• Set task: Take the data that follows and retype it word for word.
--- Records provided ---
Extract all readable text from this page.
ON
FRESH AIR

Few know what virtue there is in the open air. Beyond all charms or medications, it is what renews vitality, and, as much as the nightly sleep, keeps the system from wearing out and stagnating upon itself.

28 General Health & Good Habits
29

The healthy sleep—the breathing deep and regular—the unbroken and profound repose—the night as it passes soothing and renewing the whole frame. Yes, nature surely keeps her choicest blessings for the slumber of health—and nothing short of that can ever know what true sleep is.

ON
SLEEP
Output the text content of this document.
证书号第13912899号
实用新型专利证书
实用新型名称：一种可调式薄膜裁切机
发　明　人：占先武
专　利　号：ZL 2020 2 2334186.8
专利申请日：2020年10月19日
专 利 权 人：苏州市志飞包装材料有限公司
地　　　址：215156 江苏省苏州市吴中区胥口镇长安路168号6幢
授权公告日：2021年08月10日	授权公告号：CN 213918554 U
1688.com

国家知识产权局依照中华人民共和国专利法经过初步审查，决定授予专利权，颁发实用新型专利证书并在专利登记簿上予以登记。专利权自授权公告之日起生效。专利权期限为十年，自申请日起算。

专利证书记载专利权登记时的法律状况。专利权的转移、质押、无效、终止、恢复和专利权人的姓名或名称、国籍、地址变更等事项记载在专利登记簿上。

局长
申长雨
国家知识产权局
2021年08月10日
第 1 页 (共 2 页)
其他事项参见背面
---
• Final result:
Extract all readable text from this page.
ON
FRESH AIR

Few know what virtue there is in the open air. Beyond all charms or medications, it is what renews vitality, and, as much as the nightly sleep, keeps the system from wearing out and stagnating upon itself.

28 General Health & Good Habits
29

The healthy sleep—the breathing deep and regular—the unbroken and profound repose—the night as it passes soothing and renewing the whole frame. Yes, nature surely keeps her choicest blessings for the slumber of health—and nothing short of that can ever know what true sleep is.

ON
SLEEP
Output the text content of this document.
证书号第13912899号
实用新型专利证书
实用新型名称：一种可调式薄膜裁切机
发　明　人：占先武
专　利　号：ZL 2020 2 2334186.8
专利申请日：2020年10月19日
专 利 权 人：苏州市志飞包装材料有限公司
地　　　址：215156 江苏省苏州市吴中区胥口镇长安路168号6幢
授权公告日：2021年08月10日	授权公告号：CN 213918554 U
1688.com

国家知识产权局依照中华人民共和国专利法经过初步审查，决定授予专利权，颁发实用新型专利证书并在专利登记簿上予以登记。专利权自授权公告之日起生效。专利权期限为十年，自申请日起算。

专利证书记载专利权登记时的法律状况。专利权的转移、质押、无效、终止、恢复和专利权人的姓名或名称、国籍、地址变更等事项记载在专利登记簿上。

局长
申长雨
国家知识产权局
2021年08月10日
第 1 页 (共 2 页)
其他事项参见背面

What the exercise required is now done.